▶ [Short task]: Exactly repeat the full listing that follows.

-- BEGIN Material for the task --

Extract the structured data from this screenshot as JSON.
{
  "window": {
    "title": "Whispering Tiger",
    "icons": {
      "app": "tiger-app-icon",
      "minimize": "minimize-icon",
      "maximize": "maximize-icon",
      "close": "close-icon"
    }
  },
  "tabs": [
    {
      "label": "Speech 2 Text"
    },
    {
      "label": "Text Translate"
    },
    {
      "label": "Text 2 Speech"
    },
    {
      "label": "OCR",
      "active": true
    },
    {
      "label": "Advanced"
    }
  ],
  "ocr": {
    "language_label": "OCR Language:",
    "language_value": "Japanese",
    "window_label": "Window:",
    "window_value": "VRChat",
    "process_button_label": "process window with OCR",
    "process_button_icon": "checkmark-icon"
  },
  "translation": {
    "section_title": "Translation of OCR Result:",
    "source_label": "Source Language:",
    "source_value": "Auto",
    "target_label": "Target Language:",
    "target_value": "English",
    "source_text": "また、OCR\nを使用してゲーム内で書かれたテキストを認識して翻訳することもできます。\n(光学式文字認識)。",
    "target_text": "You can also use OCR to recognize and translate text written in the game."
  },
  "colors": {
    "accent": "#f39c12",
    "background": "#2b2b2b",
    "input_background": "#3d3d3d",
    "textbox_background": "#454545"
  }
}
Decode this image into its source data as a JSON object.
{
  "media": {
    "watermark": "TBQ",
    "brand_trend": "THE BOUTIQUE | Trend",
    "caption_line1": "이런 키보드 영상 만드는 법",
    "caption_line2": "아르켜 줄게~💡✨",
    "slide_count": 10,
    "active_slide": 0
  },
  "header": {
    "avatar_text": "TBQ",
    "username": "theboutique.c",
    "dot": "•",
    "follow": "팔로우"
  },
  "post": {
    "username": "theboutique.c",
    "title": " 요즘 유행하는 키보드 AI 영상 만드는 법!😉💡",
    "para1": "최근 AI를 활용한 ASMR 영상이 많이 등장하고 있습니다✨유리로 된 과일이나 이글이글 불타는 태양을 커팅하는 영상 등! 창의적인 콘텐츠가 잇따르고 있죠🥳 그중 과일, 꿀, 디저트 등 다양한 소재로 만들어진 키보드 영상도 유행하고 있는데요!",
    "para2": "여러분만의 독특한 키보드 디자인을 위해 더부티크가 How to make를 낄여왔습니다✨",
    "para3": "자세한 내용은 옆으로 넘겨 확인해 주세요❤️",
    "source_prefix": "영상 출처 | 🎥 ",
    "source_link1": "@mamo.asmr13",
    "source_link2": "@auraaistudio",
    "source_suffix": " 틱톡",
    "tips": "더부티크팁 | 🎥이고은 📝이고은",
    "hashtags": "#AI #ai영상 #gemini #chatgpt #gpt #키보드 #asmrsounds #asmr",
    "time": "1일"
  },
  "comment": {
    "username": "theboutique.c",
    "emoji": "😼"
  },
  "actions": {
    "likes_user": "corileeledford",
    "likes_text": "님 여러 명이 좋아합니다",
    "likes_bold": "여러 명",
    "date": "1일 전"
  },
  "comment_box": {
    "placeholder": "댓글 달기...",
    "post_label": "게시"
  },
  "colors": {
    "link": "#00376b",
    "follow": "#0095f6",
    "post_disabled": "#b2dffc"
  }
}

-- END Material for the task --

▶ [Finished exercise]:
Extract the structured data from this screenshot as JSON.
{
  "window": {
    "title": "Whispering Tiger",
    "icons": {
      "app": "tiger-app-icon",
      "minimize": "minimize-icon",
      "maximize": "maximize-icon",
      "close": "close-icon"
    }
  },
  "tabs": [
    {
      "label": "Speech 2 Text"
    },
    {
      "label": "Text Translate"
    },
    {
      "label": "Text 2 Speech"
    },
    {
      "label": "OCR",
      "active": true
    },
    {
      "label": "Advanced"
    }
  ],
  "ocr": {
    "language_label": "OCR Language:",
    "language_value": "Japanese",
    "window_label": "Window:",
    "window_value": "VRChat",
    "process_button_label": "process window with OCR",
    "process_button_icon": "checkmark-icon"
  },
  "translation": {
    "section_title": "Translation of OCR Result:",
    "source_label": "Source Language:",
    "source_value": "Auto",
    "target_label": "Target Language:",
    "target_value": "English",
    "source_text": "また、OCR\nを使用してゲーム内で書かれたテキストを認識して翻訳することもできます。\n(光学式文字認識)。",
    "target_text": "You can also use OCR to recognize and translate text written in the game."
  },
  "colors": {
    "accent": "#f39c12",
    "background": "#2b2b2b",
    "input_background": "#3d3d3d",
    "textbox_background": "#454545"
  }
}
Decode this image into its source data as a JSON object.
{
  "media": {
    "watermark": "TBQ",
    "brand_trend": "THE BOUTIQUE | Trend",
    "caption_line1": "이런 키보드 영상 만드는 법",
    "caption_line2": "아르켜 줄게~💡✨",
    "slide_count": 10,
    "active_slide": 0
  },
  "header": {
    "avatar_text": "TBQ",
    "username": "theboutique.c",
    "dot": "•",
    "follow": "팔로우"
  },
  "post": {
    "username": "theboutique.c",
    "title": " 요즘 유행하는 키보드 AI 영상 만드는 법!😉💡",
    "para1": "최근 AI를 활용한 ASMR 영상이 많이 등장하고 있습니다✨유리로 된 과일이나 이글이글 불타는 태양을 커팅하는 영상 등! 창의적인 콘텐츠가 잇따르고 있죠🥳 그중 과일, 꿀, 디저트 등 다양한 소재로 만들어진 키보드 영상도 유행하고 있는데요!",
    "para2": "여러분만의 독특한 키보드 디자인을 위해 더부티크가 How to make를 낄여왔습니다✨",
    "para3": "자세한 내용은 옆으로 넘겨 확인해 주세요❤️",
    "source_prefix": "영상 출처 | 🎥 ",
    "source_link1": "@mamo.asmr13",
    "source_link2": "@auraaistudio",
    "source_suffix": " 틱톡",
    "tips": "더부티크팁 | 🎥이고은 📝이고은",
    "hashtags": "#AI #ai영상 #gemini #chatgpt #gpt #키보드 #asmrsounds #asmr",
    "time": "1일"
  },
  "comment": {
    "username": "theboutique.c",
    "emoji": "😼"
  },
  "actions": {
    "likes_user": "corileeledford",
    "likes_text": "님 여러 명이 좋아합니다",
    "likes_bold": "여러 명",
    "date": "1일 전"
  },
  "comment_box": {
    "placeholder": "댓글 달기...",
    "post_label": "게시"
  },
  "colors": {
    "link": "#00376b",
    "follow": "#0095f6",
    "post_disabled": "#b2dffc"
  }
}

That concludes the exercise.